▶ _TASK MATERIAL_:
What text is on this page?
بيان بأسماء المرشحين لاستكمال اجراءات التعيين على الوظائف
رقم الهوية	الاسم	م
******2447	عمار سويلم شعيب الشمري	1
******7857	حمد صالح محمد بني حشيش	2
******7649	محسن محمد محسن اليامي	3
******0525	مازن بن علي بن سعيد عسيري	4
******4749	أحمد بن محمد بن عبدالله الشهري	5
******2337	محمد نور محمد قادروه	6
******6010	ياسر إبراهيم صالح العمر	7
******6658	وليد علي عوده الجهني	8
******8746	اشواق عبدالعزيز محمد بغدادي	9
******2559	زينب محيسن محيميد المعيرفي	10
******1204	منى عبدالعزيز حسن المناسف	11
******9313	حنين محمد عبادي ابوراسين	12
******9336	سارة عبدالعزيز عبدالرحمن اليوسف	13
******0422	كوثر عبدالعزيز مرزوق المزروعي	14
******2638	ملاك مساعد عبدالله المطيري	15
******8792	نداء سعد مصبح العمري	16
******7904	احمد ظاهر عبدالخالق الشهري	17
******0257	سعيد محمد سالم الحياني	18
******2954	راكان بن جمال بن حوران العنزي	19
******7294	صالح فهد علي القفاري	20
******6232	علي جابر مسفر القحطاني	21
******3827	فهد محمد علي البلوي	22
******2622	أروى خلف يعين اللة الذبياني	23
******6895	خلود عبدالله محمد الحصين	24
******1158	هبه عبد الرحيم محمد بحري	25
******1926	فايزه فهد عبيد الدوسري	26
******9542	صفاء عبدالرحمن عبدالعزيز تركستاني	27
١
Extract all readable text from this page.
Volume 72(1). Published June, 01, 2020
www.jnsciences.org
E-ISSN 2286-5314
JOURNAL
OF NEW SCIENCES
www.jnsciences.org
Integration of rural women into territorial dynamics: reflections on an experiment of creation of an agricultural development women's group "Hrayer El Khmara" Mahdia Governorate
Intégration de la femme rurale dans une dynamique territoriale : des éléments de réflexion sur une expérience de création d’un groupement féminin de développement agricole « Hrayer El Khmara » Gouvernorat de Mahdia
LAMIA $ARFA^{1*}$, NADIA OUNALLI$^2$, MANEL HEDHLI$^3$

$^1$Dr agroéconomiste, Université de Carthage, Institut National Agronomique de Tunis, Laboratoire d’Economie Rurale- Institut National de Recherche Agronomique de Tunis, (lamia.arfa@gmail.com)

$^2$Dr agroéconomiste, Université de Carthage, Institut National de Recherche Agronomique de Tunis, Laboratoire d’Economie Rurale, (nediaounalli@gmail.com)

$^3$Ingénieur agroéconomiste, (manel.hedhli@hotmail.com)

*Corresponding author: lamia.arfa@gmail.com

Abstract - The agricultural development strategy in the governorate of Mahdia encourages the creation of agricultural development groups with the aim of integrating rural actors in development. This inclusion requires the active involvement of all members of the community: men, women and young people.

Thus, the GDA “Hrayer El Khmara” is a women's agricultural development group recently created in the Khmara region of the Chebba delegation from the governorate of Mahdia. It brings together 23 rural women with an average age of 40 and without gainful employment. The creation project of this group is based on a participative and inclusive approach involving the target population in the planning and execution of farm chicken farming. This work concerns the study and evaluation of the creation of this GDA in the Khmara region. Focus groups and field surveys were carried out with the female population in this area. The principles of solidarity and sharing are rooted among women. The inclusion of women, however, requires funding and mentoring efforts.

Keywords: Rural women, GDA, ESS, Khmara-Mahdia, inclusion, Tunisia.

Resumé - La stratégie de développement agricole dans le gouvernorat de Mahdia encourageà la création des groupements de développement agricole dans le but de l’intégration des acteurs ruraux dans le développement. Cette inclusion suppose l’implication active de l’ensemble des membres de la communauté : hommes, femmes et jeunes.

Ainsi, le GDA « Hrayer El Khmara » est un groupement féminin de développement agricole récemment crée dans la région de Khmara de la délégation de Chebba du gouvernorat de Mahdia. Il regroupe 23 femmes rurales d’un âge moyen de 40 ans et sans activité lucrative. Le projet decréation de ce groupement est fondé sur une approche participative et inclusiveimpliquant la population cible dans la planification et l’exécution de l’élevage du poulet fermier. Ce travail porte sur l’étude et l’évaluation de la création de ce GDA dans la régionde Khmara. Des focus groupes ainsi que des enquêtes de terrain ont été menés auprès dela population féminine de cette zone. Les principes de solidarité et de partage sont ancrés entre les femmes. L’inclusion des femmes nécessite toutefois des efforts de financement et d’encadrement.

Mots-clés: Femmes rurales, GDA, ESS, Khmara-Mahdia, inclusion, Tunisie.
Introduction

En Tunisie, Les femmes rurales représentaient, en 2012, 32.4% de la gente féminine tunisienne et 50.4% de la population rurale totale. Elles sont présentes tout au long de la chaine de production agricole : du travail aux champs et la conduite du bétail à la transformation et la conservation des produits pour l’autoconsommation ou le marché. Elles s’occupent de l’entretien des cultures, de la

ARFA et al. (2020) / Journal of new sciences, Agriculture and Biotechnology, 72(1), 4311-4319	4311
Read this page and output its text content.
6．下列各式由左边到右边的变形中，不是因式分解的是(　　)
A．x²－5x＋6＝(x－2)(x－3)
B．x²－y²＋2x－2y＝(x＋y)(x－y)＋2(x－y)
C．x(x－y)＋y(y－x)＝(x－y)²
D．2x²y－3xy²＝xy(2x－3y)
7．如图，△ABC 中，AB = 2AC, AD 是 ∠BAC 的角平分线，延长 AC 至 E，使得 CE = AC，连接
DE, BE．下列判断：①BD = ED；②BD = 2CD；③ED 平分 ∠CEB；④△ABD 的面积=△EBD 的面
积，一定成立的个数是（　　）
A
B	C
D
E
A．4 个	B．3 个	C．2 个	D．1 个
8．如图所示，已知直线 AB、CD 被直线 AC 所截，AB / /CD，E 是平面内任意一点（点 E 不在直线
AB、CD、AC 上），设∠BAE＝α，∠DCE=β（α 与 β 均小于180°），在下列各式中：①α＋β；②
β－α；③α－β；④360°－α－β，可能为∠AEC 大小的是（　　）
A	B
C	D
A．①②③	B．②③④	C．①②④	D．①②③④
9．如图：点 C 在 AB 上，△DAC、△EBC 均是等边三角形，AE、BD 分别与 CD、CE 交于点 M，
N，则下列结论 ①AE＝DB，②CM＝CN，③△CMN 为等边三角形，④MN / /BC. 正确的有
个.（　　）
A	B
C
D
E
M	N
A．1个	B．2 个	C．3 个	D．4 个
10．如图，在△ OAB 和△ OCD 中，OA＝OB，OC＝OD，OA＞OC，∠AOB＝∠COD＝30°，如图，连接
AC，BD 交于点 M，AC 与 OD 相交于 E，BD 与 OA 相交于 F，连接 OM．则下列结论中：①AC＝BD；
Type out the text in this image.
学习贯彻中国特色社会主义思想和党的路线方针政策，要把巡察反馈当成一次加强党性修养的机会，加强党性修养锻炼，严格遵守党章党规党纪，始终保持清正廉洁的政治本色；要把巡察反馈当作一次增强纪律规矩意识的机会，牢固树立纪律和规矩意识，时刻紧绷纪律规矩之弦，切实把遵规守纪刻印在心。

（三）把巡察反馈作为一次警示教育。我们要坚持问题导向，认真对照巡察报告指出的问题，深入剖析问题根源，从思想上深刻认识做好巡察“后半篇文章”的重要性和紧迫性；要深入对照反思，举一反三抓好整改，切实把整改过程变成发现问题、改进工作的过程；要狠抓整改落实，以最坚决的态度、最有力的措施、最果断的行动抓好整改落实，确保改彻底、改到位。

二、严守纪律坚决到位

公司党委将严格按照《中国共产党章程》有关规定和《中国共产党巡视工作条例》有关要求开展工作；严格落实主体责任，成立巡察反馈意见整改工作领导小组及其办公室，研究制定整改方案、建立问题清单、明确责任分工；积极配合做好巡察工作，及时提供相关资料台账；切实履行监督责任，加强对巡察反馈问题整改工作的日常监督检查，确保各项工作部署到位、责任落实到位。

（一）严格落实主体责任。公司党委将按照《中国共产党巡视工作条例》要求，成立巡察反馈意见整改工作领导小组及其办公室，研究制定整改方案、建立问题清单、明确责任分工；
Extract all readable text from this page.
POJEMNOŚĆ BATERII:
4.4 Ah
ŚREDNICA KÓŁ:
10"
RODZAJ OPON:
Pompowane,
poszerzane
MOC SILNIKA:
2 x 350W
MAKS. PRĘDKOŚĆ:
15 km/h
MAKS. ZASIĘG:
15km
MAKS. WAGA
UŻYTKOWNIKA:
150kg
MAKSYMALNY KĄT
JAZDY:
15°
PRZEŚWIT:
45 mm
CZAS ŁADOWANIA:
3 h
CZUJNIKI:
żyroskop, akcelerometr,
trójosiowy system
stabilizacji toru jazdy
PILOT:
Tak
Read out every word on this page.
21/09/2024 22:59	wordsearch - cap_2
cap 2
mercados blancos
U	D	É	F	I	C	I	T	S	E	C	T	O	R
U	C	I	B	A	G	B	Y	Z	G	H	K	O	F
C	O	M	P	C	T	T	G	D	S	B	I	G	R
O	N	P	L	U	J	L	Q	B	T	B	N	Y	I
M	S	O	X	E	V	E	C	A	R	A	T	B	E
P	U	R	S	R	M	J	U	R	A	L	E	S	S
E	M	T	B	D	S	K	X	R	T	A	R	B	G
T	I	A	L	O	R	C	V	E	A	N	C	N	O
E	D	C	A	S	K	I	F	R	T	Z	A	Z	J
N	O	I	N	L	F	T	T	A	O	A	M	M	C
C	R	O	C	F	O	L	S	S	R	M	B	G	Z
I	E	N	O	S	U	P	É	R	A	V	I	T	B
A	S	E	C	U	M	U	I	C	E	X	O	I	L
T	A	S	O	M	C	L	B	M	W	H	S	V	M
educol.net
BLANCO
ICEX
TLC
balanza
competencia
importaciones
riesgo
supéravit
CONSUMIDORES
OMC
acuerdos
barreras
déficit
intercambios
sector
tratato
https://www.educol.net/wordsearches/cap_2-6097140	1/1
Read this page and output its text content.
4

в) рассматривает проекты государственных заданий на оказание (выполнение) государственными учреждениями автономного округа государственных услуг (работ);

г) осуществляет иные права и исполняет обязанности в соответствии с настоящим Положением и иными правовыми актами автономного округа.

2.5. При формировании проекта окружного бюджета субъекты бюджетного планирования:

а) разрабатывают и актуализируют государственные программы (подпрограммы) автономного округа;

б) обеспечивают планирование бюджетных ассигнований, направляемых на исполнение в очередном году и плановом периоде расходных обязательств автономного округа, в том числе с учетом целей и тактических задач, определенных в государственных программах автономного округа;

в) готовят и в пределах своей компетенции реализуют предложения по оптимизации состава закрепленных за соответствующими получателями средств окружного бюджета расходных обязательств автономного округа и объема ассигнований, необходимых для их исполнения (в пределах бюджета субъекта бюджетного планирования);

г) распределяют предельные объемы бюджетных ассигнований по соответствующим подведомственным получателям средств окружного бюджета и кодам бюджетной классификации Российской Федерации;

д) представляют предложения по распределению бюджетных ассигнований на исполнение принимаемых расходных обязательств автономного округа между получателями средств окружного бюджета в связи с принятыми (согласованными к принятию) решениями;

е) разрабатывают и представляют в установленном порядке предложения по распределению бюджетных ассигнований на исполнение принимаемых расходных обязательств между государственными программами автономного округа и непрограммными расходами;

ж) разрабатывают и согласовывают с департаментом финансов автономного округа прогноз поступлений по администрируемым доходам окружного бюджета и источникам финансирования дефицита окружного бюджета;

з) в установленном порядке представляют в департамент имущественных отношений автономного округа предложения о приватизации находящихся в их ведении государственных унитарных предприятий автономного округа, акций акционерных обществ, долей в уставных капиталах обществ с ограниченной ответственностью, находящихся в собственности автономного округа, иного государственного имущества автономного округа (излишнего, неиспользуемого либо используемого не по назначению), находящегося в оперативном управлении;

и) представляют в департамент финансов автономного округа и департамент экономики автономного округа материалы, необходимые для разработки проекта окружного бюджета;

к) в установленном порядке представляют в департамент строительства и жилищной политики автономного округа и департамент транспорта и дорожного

▶ _REQUIREMENTS_: Identify the lines in the records above that contain the word "عبدالله", then state how many there are and nothing more.

▶ _REPLY TO THE TASK_: 3